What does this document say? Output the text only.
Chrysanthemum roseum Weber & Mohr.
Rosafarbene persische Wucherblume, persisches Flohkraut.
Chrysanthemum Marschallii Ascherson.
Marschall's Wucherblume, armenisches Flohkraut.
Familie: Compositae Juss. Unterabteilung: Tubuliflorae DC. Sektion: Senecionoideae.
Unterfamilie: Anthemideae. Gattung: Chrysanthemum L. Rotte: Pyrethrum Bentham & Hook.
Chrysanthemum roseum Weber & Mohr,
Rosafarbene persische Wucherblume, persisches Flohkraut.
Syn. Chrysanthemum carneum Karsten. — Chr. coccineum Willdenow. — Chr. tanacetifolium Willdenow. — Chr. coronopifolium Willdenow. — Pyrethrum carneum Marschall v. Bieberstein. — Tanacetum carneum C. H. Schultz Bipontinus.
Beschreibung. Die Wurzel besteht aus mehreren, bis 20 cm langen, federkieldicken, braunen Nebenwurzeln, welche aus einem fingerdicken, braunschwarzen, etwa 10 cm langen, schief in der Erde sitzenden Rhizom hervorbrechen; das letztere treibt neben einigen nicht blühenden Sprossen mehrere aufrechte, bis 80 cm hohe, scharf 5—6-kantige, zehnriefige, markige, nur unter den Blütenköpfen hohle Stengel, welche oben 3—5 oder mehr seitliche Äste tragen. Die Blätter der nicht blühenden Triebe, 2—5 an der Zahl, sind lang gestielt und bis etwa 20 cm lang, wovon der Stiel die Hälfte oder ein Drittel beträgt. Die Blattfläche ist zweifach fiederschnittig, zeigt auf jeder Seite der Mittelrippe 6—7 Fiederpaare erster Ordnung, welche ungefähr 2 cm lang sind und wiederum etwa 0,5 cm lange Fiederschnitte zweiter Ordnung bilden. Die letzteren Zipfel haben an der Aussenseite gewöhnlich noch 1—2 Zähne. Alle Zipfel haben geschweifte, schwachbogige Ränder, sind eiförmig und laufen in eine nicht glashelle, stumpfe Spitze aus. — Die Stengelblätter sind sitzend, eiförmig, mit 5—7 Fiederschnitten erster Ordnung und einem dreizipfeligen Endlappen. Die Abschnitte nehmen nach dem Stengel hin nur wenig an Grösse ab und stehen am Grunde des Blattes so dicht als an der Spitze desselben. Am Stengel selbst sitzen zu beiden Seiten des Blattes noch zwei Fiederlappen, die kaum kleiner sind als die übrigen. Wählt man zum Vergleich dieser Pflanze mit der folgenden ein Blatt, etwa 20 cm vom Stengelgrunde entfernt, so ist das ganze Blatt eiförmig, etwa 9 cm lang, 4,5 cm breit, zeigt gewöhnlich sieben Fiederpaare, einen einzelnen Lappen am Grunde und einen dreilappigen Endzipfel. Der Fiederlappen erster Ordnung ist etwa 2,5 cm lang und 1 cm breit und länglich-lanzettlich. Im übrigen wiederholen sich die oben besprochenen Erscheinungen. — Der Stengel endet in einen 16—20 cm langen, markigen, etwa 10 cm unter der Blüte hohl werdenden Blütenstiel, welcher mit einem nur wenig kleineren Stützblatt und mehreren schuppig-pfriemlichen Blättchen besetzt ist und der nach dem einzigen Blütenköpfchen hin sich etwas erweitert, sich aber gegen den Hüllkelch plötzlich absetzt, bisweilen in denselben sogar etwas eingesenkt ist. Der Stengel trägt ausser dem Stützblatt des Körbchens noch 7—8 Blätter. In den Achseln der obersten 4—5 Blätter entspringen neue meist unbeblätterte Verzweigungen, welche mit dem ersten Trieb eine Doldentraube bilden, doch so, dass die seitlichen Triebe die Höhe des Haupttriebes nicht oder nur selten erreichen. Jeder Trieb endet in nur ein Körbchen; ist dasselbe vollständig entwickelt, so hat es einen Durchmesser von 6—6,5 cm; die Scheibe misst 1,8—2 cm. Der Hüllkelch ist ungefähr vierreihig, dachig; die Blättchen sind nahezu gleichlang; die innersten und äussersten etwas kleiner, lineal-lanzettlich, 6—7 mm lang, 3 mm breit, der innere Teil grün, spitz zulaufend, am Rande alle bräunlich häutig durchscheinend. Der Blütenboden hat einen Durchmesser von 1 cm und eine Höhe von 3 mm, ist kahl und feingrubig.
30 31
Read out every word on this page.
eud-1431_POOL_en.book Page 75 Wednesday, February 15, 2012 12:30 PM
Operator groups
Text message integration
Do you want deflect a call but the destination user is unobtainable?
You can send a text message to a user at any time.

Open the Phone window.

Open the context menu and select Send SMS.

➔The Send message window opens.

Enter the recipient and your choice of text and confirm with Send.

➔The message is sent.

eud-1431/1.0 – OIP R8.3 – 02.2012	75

┄┄┄┄┄┄

**Given problem**
Repeat the records above exactly, leaving none out.

**Answer to the task**
What does this document say? Output the text only.
Chrysanthemum roseum Weber & Mohr.
Rosafarbene persische Wucherblume, persisches Flohkraut.
Chrysanthemum Marschallii Ascherson.
Marschall's Wucherblume, armenisches Flohkraut.
Familie: Compositae Juss. Unterabteilung: Tubuliflorae DC. Sektion: Senecionoideae.
Unterfamilie: Anthemideae. Gattung: Chrysanthemum L. Rotte: Pyrethrum Bentham & Hook.
Chrysanthemum roseum Weber & Mohr,
Rosafarbene persische Wucherblume, persisches Flohkraut.
Syn. Chrysanthemum carneum Karsten. — Chr. coccineum Willdenow. — Chr. tanacetifolium Willdenow. — Chr. coronopifolium Willdenow. — Pyrethrum carneum Marschall v. Bieberstein. — Tanacetum carneum C. H. Schultz Bipontinus.
Beschreibung. Die Wurzel besteht aus mehreren, bis 20 cm langen, federkieldicken, braunen Nebenwurzeln, welche aus einem fingerdicken, braunschwarzen, etwa 10 cm langen, schief in der Erde sitzenden Rhizom hervorbrechen; das letztere treibt neben einigen nicht blühenden Sprossen mehrere aufrechte, bis 80 cm hohe, scharf 5—6-kantige, zehnriefige, markige, nur unter den Blütenköpfen hohle Stengel, welche oben 3—5 oder mehr seitliche Äste tragen. Die Blätter der nicht blühenden Triebe, 2—5 an der Zahl, sind lang gestielt und bis etwa 20 cm lang, wovon der Stiel die Hälfte oder ein Drittel beträgt. Die Blattfläche ist zweifach fiederschnittig, zeigt auf jeder Seite der Mittelrippe 6—7 Fiederpaare erster Ordnung, welche ungefähr 2 cm lang sind und wiederum etwa 0,5 cm lange Fiederschnitte zweiter Ordnung bilden. Die letzteren Zipfel haben an der Aussenseite gewöhnlich noch 1—2 Zähne. Alle Zipfel haben geschweifte, schwachbogige Ränder, sind eiförmig und laufen in eine nicht glashelle, stumpfe Spitze aus. — Die Stengelblätter sind sitzend, eiförmig, mit 5—7 Fiederschnitten erster Ordnung und einem dreizipfeligen Endlappen. Die Abschnitte nehmen nach dem Stengel hin nur wenig an Grösse ab und stehen am Grunde des Blattes so dicht als an der Spitze desselben. Am Stengel selbst sitzen zu beiden Seiten des Blattes noch zwei Fiederlappen, die kaum kleiner sind als die übrigen. Wählt man zum Vergleich dieser Pflanze mit der folgenden ein Blatt, etwa 20 cm vom Stengelgrunde entfernt, so ist das ganze Blatt eiförmig, etwa 9 cm lang, 4,5 cm breit, zeigt gewöhnlich sieben Fiederpaare, einen einzelnen Lappen am Grunde und einen dreilappigen Endzipfel. Der Fiederlappen erster Ordnung ist etwa 2,5 cm lang und 1 cm breit und länglich-lanzettlich. Im übrigen wiederholen sich die oben besprochenen Erscheinungen. — Der Stengel endet in einen 16—20 cm langen, markigen, etwa 10 cm unter der Blüte hohl werdenden Blütenstiel, welcher mit einem nur wenig kleineren Stützblatt und mehreren schuppig-pfriemlichen Blättchen besetzt ist und der nach dem einzigen Blütenköpfchen hin sich etwas erweitert, sich aber gegen den Hüllkelch plötzlich absetzt, bisweilen in denselben sogar etwas eingesenkt ist. Der Stengel trägt ausser dem Stützblatt des Körbchens noch 7—8 Blätter. In den Achseln der obersten 4—5 Blätter entspringen neue meist unbeblätterte Verzweigungen, welche mit dem ersten Trieb eine Doldentraube bilden, doch so, dass die seitlichen Triebe die Höhe des Haupttriebes nicht oder nur selten erreichen. Jeder Trieb endet in nur ein Körbchen; ist dasselbe vollständig entwickelt, so hat es einen Durchmesser von 6—6,5 cm; die Scheibe misst 1,8—2 cm. Der Hüllkelch ist ungefähr vierreihig, dachig; die Blättchen sind nahezu gleichlang; die innersten und äussersten etwas kleiner, lineal-lanzettlich, 6—7 mm lang, 3 mm breit, der innere Teil grün, spitz zulaufend, am Rande alle bräunlich häutig durchscheinend. Der Blütenboden hat einen Durchmesser von 1 cm und eine Höhe von 3 mm, ist kahl und feingrubig.
30 31
Read out every word on this page.
eud-1431_POOL_en.book Page 75 Wednesday, February 15, 2012 12:30 PM
Operator groups
Text message integration
Do you want deflect a call but the destination user is unobtainable?
You can send a text message to a user at any time.

Open the Phone window.

Open the context menu and select Send SMS.

➔The Send message window opens.

Enter the recipient and your choice of text and confirm with Send.

➔The message is sent.

eud-1431/1.0 – OIP R8.3 – 02.2012	75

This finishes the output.